▶ [The task]: Give every line back verbatim, dropping all images.

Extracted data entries
-=-=-=-=-

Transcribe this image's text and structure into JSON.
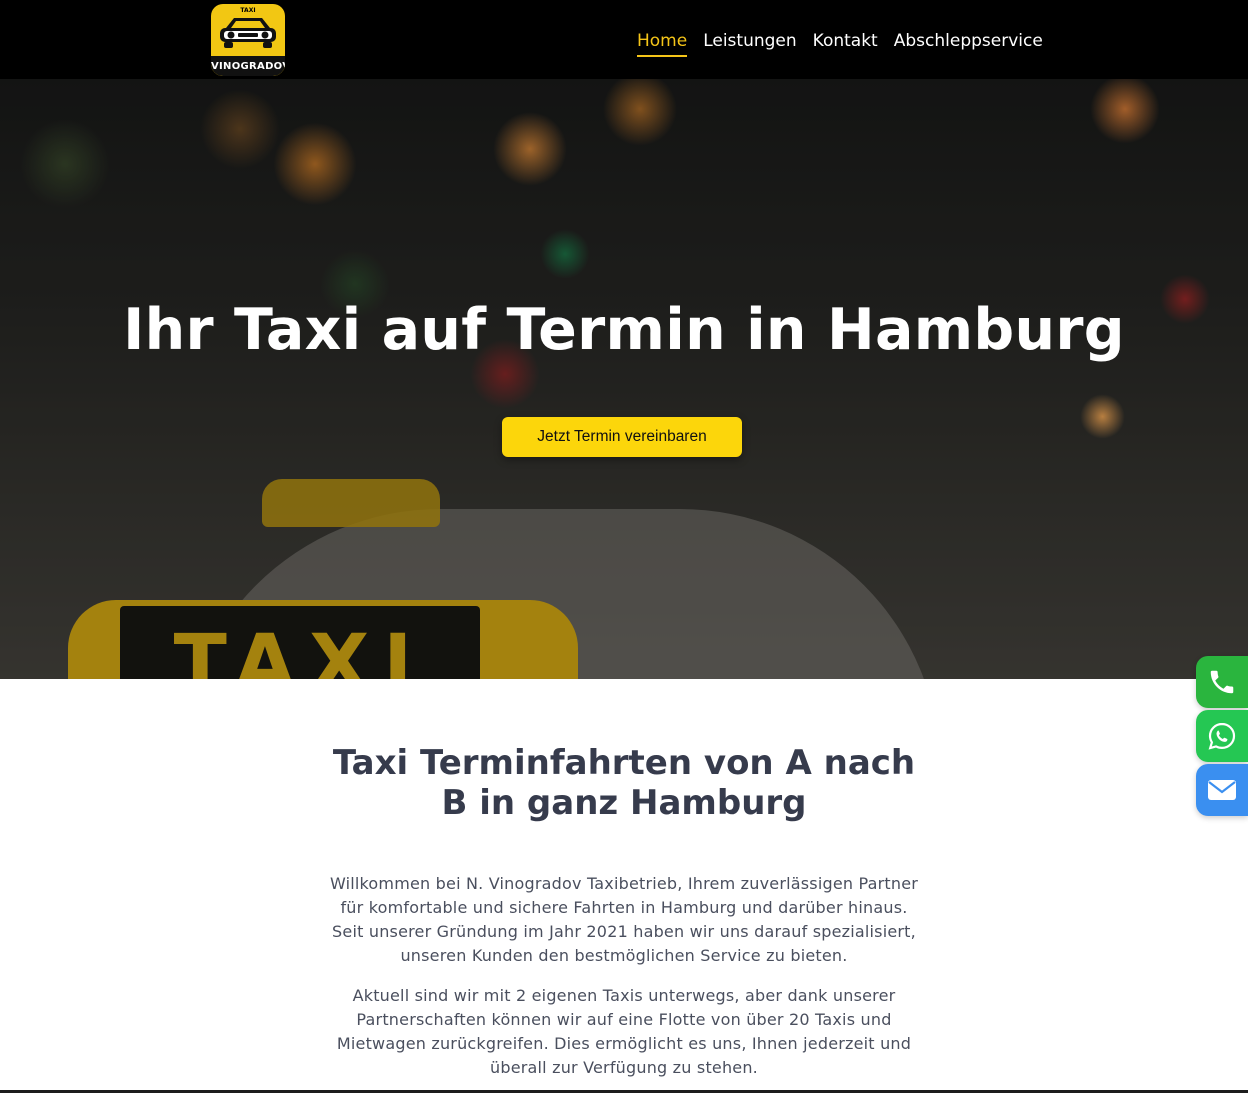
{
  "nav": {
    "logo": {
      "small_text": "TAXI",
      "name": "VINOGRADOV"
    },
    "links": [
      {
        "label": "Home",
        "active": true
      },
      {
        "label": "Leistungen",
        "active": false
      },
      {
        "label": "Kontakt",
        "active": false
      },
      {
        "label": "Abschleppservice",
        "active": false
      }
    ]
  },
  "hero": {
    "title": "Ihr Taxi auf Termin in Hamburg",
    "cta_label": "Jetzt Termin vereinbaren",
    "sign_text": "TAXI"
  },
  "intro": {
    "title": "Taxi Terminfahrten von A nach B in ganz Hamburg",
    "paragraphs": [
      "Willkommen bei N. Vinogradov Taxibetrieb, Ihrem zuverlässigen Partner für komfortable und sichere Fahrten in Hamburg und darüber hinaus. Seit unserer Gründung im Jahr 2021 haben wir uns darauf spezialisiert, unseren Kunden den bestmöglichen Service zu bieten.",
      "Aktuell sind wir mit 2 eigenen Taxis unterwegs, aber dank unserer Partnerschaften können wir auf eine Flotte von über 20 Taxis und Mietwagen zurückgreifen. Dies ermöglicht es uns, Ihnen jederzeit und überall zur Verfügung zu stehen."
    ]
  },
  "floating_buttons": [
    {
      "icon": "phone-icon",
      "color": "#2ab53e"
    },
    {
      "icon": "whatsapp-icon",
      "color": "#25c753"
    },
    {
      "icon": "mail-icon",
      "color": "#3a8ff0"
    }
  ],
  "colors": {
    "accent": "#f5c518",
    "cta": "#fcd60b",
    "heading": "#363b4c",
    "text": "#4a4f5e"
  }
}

-=-=-=-=-

▶ [Exercise response]:
Transcribe this image's text and structure into JSON.
{
  "nav": {
    "logo": {
      "small_text": "TAXI",
      "name": "VINOGRADOV"
    },
    "links": [
      {
        "label": "Home",
        "active": true
      },
      {
        "label": "Leistungen",
        "active": false
      },
      {
        "label": "Kontakt",
        "active": false
      },
      {
        "label": "Abschleppservice",
        "active": false
      }
    ]
  },
  "hero": {
    "title": "Ihr Taxi auf Termin in Hamburg",
    "cta_label": "Jetzt Termin vereinbaren",
    "sign_text": "TAXI"
  },
  "intro": {
    "title": "Taxi Terminfahrten von A nach B in ganz Hamburg",
    "paragraphs": [
      "Willkommen bei N. Vinogradov Taxibetrieb, Ihrem zuverlässigen Partner für komfortable und sichere Fahrten in Hamburg und darüber hinaus. Seit unserer Gründung im Jahr 2021 haben wir uns darauf spezialisiert, unseren Kunden den bestmöglichen Service zu bieten.",
      "Aktuell sind wir mit 2 eigenen Taxis unterwegs, aber dank unserer Partnerschaften können wir auf eine Flotte von über 20 Taxis und Mietwagen zurückgreifen. Dies ermöglicht es uns, Ihnen jederzeit und überall zur Verfügung zu stehen."
    ]
  },
  "floating_buttons": [
    {
      "icon": "phone-icon",
      "color": "#2ab53e"
    },
    {
      "icon": "whatsapp-icon",
      "color": "#25c753"
    },
    {
      "icon": "mail-icon",
      "color": "#3a8ff0"
    }
  ],
  "colors": {
    "accent": "#f5c518",
    "cta": "#fcd60b",
    "heading": "#363b4c",
    "text": "#4a4f5e"
  }
}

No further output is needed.